[Saved data entries]
'''

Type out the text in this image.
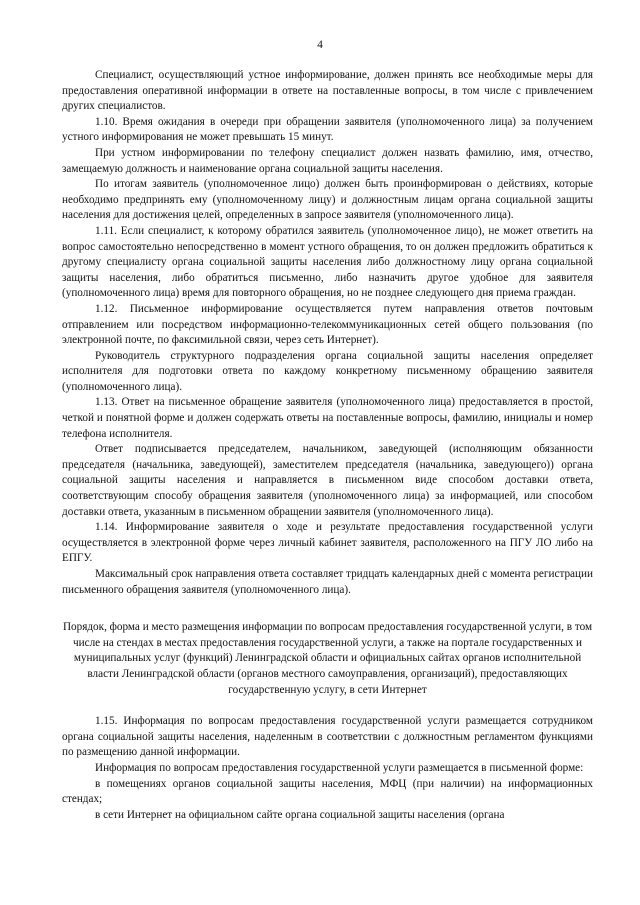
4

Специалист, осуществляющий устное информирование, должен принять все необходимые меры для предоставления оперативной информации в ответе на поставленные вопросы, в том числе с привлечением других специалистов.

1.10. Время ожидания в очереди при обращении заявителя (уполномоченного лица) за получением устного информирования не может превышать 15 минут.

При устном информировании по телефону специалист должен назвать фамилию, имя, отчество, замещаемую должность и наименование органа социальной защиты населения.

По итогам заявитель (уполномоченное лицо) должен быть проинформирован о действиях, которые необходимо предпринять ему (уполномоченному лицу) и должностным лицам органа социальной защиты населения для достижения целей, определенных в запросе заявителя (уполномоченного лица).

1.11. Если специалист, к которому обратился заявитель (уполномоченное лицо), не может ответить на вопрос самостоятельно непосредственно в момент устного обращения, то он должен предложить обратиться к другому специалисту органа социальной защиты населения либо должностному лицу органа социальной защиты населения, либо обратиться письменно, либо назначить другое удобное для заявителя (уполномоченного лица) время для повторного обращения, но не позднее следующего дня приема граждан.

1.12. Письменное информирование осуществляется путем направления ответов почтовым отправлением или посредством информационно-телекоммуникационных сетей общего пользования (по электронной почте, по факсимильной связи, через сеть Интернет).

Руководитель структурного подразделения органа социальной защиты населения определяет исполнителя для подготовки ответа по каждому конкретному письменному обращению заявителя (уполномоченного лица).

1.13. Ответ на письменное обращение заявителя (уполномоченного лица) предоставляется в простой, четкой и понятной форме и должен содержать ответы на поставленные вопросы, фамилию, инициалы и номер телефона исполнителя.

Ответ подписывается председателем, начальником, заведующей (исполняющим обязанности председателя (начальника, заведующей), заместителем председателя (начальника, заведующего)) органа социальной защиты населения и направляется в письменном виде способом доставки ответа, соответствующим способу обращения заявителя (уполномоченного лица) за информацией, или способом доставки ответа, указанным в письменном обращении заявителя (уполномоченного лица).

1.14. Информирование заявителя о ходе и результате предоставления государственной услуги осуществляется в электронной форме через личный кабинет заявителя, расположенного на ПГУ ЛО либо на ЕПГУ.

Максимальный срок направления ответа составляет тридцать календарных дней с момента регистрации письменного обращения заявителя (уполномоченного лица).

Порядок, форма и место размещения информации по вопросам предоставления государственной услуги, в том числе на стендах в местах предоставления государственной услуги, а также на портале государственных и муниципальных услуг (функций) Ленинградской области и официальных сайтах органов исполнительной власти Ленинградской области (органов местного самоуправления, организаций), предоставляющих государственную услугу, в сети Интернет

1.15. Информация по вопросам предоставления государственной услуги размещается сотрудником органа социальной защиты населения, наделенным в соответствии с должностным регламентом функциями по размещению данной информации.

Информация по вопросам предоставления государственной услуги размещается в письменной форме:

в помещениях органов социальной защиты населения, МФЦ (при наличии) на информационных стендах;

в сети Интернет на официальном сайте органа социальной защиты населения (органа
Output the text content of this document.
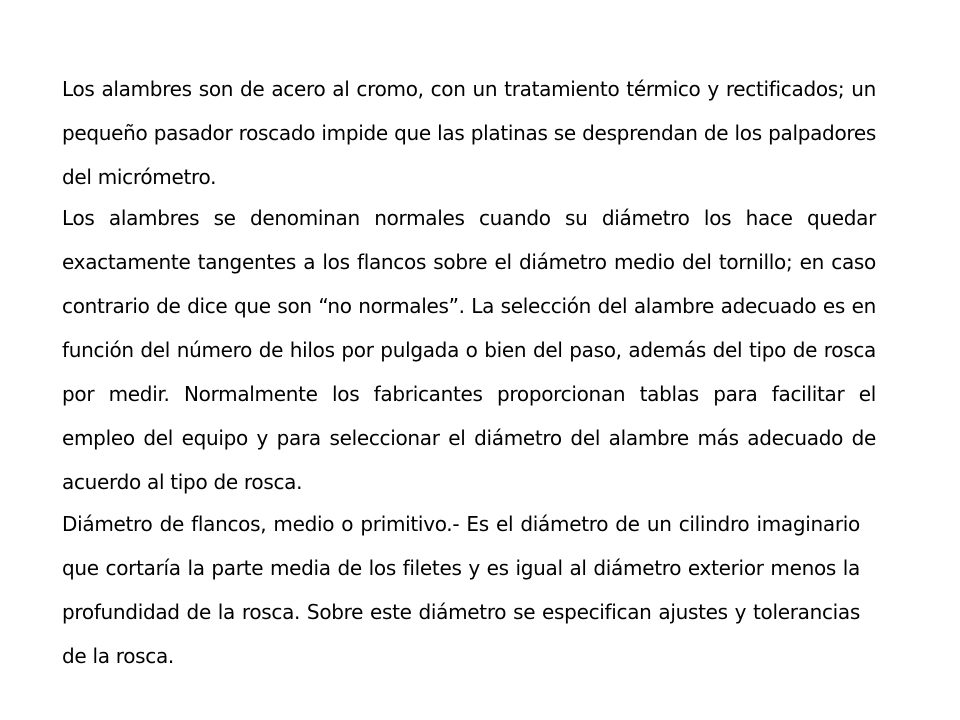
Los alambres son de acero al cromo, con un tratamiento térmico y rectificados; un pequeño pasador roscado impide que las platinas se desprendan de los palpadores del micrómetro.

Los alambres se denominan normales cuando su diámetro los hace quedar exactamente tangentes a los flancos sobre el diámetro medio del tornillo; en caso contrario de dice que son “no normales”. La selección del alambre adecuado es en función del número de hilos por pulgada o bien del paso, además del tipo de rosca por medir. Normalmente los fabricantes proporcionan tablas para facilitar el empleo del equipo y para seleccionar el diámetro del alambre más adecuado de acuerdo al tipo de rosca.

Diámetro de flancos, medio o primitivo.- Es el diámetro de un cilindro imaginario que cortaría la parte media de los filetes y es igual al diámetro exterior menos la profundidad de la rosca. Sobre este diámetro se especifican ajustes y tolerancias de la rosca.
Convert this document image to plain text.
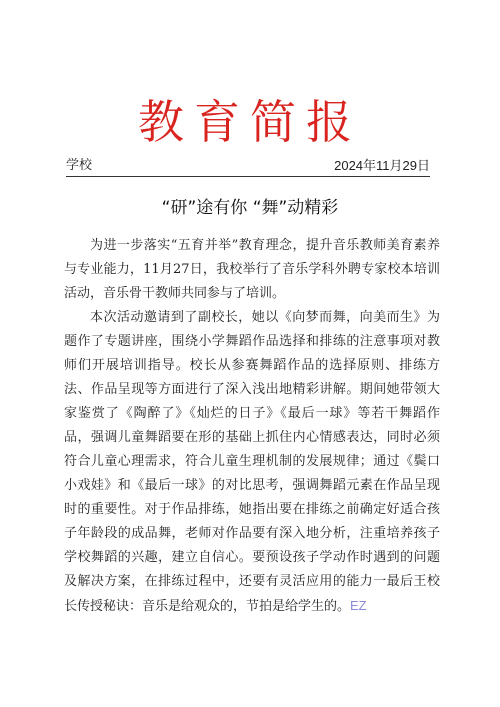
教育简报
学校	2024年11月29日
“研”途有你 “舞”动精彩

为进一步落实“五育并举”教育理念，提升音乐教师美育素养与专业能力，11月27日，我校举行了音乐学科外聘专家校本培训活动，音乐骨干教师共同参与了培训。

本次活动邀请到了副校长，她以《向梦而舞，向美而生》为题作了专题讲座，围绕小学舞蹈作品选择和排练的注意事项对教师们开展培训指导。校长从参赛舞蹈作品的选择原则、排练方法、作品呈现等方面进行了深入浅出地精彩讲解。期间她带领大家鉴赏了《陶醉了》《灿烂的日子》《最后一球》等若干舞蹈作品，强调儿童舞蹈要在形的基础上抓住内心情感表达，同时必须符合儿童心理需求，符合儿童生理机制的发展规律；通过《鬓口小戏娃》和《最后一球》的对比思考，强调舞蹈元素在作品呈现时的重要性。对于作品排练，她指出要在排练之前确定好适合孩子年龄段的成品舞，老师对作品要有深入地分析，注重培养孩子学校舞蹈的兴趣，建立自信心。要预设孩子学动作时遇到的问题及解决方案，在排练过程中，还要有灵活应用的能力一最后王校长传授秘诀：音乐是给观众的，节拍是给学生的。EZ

'''

INSTRUCTIONS FOR THE TASK: Consider the entries above and return each line with the string "поставленные".

THE RESPONSE:
Специалист, осуществляющий устное информирование, должен принять все необходимые меры для предоставления оперативной информации в ответе на поставленные вопросы, в том числе с привлечением других специалистов.
1.13. Ответ на письменное обращение заявителя (уполномоченного лица) предоставляется в простой, четкой и понятной форме и должен содержать ответы на поставленные вопросы, фамилию, инициалы и номер телефона исполнителя.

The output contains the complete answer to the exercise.